Entries ::
◇ ◇ ◇ ◇ ◇

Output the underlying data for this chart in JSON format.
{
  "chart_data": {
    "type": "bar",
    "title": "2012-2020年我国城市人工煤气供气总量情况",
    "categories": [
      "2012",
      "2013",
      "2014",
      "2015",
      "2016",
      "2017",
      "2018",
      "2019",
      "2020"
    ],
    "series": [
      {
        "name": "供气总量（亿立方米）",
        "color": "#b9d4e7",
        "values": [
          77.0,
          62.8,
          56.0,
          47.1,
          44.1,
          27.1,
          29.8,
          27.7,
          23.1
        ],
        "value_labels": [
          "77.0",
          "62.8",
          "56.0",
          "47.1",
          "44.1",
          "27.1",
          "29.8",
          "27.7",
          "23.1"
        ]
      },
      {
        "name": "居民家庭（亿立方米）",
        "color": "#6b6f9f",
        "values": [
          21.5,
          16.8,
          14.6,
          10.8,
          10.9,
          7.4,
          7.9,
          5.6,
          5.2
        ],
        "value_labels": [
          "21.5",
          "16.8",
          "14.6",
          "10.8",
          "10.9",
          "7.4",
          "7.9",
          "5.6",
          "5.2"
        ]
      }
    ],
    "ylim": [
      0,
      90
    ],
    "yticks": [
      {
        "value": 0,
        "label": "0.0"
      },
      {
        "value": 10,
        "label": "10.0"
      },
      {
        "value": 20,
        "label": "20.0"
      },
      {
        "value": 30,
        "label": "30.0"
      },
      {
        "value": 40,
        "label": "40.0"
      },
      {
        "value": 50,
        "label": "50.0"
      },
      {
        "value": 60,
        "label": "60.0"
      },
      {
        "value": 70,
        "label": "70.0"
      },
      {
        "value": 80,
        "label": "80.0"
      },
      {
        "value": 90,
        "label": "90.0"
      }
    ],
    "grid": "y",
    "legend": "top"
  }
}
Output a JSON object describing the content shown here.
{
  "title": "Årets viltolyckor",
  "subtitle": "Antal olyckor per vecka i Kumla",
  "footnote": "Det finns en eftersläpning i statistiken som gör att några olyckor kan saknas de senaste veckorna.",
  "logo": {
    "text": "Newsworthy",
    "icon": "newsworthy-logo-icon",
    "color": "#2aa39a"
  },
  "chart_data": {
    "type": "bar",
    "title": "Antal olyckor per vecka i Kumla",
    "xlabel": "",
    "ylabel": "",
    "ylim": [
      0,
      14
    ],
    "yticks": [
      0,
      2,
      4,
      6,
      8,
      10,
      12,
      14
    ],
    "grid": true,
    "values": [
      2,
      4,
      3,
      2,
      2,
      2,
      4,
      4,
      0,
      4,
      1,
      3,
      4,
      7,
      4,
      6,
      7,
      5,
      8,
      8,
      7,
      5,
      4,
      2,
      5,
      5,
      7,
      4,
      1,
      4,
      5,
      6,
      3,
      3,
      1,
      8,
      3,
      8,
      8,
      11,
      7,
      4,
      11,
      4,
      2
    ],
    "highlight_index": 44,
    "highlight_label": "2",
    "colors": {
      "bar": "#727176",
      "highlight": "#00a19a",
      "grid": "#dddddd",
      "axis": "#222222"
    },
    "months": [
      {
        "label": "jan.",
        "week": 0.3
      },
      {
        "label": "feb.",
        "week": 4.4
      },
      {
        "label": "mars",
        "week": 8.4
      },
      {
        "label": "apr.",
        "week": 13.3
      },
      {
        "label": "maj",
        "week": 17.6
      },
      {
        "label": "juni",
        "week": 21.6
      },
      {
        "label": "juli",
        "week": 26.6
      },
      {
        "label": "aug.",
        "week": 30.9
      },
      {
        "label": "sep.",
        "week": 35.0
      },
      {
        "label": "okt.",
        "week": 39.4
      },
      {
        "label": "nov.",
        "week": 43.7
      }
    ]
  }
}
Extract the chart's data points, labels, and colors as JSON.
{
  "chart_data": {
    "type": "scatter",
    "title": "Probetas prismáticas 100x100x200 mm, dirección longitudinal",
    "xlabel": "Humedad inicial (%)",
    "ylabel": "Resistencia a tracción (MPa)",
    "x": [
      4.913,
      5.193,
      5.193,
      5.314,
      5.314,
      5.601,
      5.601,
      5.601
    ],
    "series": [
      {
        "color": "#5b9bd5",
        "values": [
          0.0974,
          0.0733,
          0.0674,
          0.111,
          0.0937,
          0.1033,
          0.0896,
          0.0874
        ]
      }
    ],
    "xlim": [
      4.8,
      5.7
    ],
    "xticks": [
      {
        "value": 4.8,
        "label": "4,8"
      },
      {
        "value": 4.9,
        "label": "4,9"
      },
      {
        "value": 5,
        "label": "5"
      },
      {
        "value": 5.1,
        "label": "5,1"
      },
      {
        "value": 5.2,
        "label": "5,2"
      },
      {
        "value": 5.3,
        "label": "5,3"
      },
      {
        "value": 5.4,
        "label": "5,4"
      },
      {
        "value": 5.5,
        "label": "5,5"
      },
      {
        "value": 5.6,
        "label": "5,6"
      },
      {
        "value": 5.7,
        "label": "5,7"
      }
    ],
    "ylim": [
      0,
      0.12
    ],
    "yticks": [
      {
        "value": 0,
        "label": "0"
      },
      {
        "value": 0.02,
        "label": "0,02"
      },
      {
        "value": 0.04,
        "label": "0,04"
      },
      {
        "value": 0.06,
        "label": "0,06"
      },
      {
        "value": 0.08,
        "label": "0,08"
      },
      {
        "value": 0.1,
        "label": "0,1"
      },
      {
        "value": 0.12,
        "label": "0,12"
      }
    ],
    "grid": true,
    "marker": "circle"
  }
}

◇ ◇ ◇ ◇ ◇

Set exercise ::
Print again each line of the listing above, exactly as it appears.

Correct output ::
Output the underlying data for this chart in JSON format.
{
  "chart_data": {
    "type": "bar",
    "title": "2012-2020年我国城市人工煤气供气总量情况",
    "categories": [
      "2012",
      "2013",
      "2014",
      "2015",
      "2016",
      "2017",
      "2018",
      "2019",
      "2020"
    ],
    "series": [
      {
        "name": "供气总量（亿立方米）",
        "color": "#b9d4e7",
        "values": [
          77.0,
          62.8,
          56.0,
          47.1,
          44.1,
          27.1,
          29.8,
          27.7,
          23.1
        ],
        "value_labels": [
          "77.0",
          "62.8",
          "56.0",
          "47.1",
          "44.1",
          "27.1",
          "29.8",
          "27.7",
          "23.1"
        ]
      },
      {
        "name": "居民家庭（亿立方米）",
        "color": "#6b6f9f",
        "values": [
          21.5,
          16.8,
          14.6,
          10.8,
          10.9,
          7.4,
          7.9,
          5.6,
          5.2
        ],
        "value_labels": [
          "21.5",
          "16.8",
          "14.6",
          "10.8",
          "10.9",
          "7.4",
          "7.9",
          "5.6",
          "5.2"
        ]
      }
    ],
    "ylim": [
      0,
      90
    ],
    "yticks": [
      {
        "value": 0,
        "label": "0.0"
      },
      {
        "value": 10,
        "label": "10.0"
      },
      {
        "value": 20,
        "label": "20.0"
      },
      {
        "value": 30,
        "label": "30.0"
      },
      {
        "value": 40,
        "label": "40.0"
      },
      {
        "value": 50,
        "label": "50.0"
      },
      {
        "value": 60,
        "label": "60.0"
      },
      {
        "value": 70,
        "label": "70.0"
      },
      {
        "value": 80,
        "label": "80.0"
      },
      {
        "value": 90,
        "label": "90.0"
      }
    ],
    "grid": "y",
    "legend": "top"
  }
}
Output a JSON object describing the content shown here.
{
  "title": "Årets viltolyckor",
  "subtitle": "Antal olyckor per vecka i Kumla",
  "footnote": "Det finns en eftersläpning i statistiken som gör att några olyckor kan saknas de senaste veckorna.",
  "logo": {
    "text": "Newsworthy",
    "icon": "newsworthy-logo-icon",
    "color": "#2aa39a"
  },
  "chart_data": {
    "type": "bar",
    "title": "Antal olyckor per vecka i Kumla",
    "xlabel": "",
    "ylabel": "",
    "ylim": [
      0,
      14
    ],
    "yticks": [
      0,
      2,
      4,
      6,
      8,
      10,
      12,
      14
    ],
    "grid": true,
    "values": [
      2,
      4,
      3,
      2,
      2,
      2,
      4,
      4,
      0,
      4,
      1,
      3,
      4,
      7,
      4,
      6,
      7,
      5,
      8,
      8,
      7,
      5,
      4,
      2,
      5,
      5,
      7,
      4,
      1,
      4,
      5,
      6,
      3,
      3,
      1,
      8,
      3,
      8,
      8,
      11,
      7,
      4,
      11,
      4,
      2
    ],
    "highlight_index": 44,
    "highlight_label": "2",
    "colors": {
      "bar": "#727176",
      "highlight": "#00a19a",
      "grid": "#dddddd",
      "axis": "#222222"
    },
    "months": [
      {
        "label": "jan.",
        "week": 0.3
      },
      {
        "label": "feb.",
        "week": 4.4
      },
      {
        "label": "mars",
        "week": 8.4
      },
      {
        "label": "apr.",
        "week": 13.3
      },
      {
        "label": "maj",
        "week": 17.6
      },
      {
        "label": "juni",
        "week": 21.6
      },
      {
        "label": "juli",
        "week": 26.6
      },
      {
        "label": "aug.",
        "week": 30.9
      },
      {
        "label": "sep.",
        "week": 35.0
      },
      {
        "label": "okt.",
        "week": 39.4
      },
      {
        "label": "nov.",
        "week": 43.7
      }
    ]
  }
}
Extract the chart's data points, labels, and colors as JSON.
{
  "chart_data": {
    "type": "scatter",
    "title": "Probetas prismáticas 100x100x200 mm, dirección longitudinal",
    "xlabel": "Humedad inicial (%)",
    "ylabel": "Resistencia a tracción (MPa)",
    "x": [
      4.913,
      5.193,
      5.193,
      5.314,
      5.314,
      5.601,
      5.601,
      5.601
    ],
    "series": [
      {
        "color": "#5b9bd5",
        "values": [
          0.0974,
          0.0733,
          0.0674,
          0.111,
          0.0937,
          0.1033,
          0.0896,
          0.0874
        ]
      }
    ],
    "xlim": [
      4.8,
      5.7
    ],
    "xticks": [
      {
        "value": 4.8,
        "label": "4,8"
      },
      {
        "value": 4.9,
        "label": "4,9"
      },
      {
        "value": 5,
        "label": "5"
      },
      {
        "value": 5.1,
        "label": "5,1"
      },
      {
        "value": 5.2,
        "label": "5,2"
      },
      {
        "value": 5.3,
        "label": "5,3"
      },
      {
        "value": 5.4,
        "label": "5,4"
      },
      {
        "value": 5.5,
        "label": "5,5"
      },
      {
        "value": 5.6,
        "label": "5,6"
      },
      {
        "value": 5.7,
        "label": "5,7"
      }
    ],
    "ylim": [
      0,
      0.12
    ],
    "yticks": [
      {
        "value": 0,
        "label": "0"
      },
      {
        "value": 0.02,
        "label": "0,02"
      },
      {
        "value": 0.04,
        "label": "0,04"
      },
      {
        "value": 0.06,
        "label": "0,06"
      },
      {
        "value": 0.08,
        "label": "0,08"
      },
      {
        "value": 0.1,
        "label": "0,1"
      },
      {
        "value": 0.12,
        "label": "0,12"
      }
    ],
    "grid": true,
    "marker": "circle"
  }
}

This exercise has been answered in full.